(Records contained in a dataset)
------------------------

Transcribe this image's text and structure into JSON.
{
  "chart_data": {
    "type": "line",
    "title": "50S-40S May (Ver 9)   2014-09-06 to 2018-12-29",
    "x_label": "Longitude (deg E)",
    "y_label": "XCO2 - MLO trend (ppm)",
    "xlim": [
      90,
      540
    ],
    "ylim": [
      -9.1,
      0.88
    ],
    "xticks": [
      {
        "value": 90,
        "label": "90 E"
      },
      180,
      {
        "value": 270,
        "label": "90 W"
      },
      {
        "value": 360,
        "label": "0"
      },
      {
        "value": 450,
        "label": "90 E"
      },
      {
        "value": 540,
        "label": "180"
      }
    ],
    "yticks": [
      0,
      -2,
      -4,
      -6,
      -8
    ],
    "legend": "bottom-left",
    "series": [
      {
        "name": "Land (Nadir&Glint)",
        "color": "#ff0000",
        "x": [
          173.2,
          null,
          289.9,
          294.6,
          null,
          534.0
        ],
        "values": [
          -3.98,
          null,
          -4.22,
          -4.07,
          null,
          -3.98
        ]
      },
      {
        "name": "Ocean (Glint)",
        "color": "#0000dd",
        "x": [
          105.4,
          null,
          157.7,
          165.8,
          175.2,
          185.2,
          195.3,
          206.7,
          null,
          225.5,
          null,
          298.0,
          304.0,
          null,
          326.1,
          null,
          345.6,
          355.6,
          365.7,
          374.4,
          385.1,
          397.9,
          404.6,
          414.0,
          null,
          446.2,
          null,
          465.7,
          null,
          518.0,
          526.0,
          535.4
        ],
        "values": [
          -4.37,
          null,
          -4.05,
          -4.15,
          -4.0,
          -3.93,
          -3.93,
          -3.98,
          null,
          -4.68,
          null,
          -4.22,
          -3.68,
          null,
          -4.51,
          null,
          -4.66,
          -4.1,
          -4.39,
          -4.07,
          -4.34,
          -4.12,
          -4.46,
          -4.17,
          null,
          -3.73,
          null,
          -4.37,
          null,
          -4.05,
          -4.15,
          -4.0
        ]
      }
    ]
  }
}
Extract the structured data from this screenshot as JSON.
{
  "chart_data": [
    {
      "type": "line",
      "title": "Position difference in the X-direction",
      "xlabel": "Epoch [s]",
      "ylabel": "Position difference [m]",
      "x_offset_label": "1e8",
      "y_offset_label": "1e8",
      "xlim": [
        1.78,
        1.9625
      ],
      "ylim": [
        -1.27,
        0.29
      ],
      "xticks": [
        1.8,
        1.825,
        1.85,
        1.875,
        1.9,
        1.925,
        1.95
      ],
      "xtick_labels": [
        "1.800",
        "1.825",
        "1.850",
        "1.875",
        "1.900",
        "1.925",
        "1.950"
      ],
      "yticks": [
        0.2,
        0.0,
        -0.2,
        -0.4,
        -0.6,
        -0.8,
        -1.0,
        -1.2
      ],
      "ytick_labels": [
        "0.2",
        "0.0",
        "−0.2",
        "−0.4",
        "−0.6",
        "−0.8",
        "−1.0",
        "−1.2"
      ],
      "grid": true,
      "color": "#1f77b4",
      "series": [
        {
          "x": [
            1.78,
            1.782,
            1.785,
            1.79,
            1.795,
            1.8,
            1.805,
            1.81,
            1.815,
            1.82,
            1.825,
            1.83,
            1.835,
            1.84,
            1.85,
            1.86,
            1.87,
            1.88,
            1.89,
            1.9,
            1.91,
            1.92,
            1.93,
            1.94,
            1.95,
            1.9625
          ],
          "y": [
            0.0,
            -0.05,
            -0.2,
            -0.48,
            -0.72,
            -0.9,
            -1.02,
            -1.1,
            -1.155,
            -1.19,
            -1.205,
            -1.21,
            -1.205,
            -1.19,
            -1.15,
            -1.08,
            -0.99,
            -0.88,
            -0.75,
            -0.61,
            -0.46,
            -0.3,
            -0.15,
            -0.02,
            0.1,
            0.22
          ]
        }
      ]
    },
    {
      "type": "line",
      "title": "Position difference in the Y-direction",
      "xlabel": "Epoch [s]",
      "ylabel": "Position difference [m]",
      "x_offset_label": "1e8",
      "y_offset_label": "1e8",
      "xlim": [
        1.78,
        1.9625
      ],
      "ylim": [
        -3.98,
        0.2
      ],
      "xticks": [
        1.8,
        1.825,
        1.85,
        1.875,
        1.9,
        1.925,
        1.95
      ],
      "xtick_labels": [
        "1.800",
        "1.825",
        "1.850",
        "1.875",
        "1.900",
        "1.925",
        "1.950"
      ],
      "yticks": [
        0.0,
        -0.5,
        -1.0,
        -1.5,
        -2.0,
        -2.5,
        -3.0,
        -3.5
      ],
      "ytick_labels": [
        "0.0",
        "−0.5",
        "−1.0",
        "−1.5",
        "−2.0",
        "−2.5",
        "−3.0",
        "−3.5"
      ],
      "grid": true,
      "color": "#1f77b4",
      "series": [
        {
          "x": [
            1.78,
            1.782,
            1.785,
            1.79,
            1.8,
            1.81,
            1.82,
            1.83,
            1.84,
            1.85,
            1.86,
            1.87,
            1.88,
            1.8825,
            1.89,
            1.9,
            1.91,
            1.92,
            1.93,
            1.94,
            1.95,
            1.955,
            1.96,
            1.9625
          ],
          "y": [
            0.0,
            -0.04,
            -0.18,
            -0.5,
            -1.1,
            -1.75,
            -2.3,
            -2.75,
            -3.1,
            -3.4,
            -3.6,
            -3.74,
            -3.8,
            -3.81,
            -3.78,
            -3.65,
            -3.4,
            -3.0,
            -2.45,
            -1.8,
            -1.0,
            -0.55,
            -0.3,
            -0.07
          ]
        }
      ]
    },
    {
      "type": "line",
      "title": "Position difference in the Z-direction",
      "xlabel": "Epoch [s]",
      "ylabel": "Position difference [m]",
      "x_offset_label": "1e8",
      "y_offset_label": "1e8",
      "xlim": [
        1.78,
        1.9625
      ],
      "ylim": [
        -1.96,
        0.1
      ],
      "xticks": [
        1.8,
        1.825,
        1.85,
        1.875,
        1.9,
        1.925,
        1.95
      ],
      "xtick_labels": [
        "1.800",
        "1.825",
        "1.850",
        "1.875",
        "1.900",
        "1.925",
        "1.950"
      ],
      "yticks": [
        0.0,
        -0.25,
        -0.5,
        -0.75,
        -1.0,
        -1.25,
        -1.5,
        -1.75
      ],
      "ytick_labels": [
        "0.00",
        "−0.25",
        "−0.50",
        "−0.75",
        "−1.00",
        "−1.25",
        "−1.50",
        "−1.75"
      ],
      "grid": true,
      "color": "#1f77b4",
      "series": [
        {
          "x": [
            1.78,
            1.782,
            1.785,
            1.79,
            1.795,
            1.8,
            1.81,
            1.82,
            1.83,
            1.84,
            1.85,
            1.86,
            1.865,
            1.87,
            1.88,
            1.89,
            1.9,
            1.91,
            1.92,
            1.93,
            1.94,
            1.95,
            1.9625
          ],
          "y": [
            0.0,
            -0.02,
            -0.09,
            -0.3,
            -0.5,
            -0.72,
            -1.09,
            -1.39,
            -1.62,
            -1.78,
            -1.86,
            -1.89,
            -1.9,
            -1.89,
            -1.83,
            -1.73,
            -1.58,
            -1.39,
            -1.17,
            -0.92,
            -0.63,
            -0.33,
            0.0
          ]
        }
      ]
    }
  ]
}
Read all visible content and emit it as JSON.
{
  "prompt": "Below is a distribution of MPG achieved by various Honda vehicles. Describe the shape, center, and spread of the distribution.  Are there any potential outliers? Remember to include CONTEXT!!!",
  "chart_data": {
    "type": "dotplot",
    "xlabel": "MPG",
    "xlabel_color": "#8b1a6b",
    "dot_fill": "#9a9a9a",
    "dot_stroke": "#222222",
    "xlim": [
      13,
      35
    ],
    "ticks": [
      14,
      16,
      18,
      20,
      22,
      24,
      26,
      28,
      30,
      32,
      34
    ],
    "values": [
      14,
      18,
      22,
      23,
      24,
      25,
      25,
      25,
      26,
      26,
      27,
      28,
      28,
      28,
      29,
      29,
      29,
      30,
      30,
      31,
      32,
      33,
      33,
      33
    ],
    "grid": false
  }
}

------------------------

• _To do_: Extract every line from the one containing "Read all visible content and emit it as JSON." to the end of the entries, including both of those lines, exactly as given and with nothing added.

• _Result of the exercise_:
Read all visible content and emit it as JSON.
{
  "prompt": "Below is a distribution of MPG achieved by various Honda vehicles. Describe the shape, center, and spread of the distribution.  Are there any potential outliers? Remember to include CONTEXT!!!",
  "chart_data": {
    "type": "dotplot",
    "xlabel": "MPG",
    "xlabel_color": "#8b1a6b",
    "dot_fill": "#9a9a9a",
    "dot_stroke": "#222222",
    "xlim": [
      13,
      35
    ],
    "ticks": [
      14,
      16,
      18,
      20,
      22,
      24,
      26,
      28,
      30,
      32,
      34
    ],
    "values": [
      14,
      18,
      22,
      23,
      24,
      25,
      25,
      25,
      26,
      26,
      27,
      28,
      28,
      28,
      29,
      29,
      29,
      30,
      30,
      31,
      32,
      33,
      33,
      33
    ],
    "grid": false
  }
}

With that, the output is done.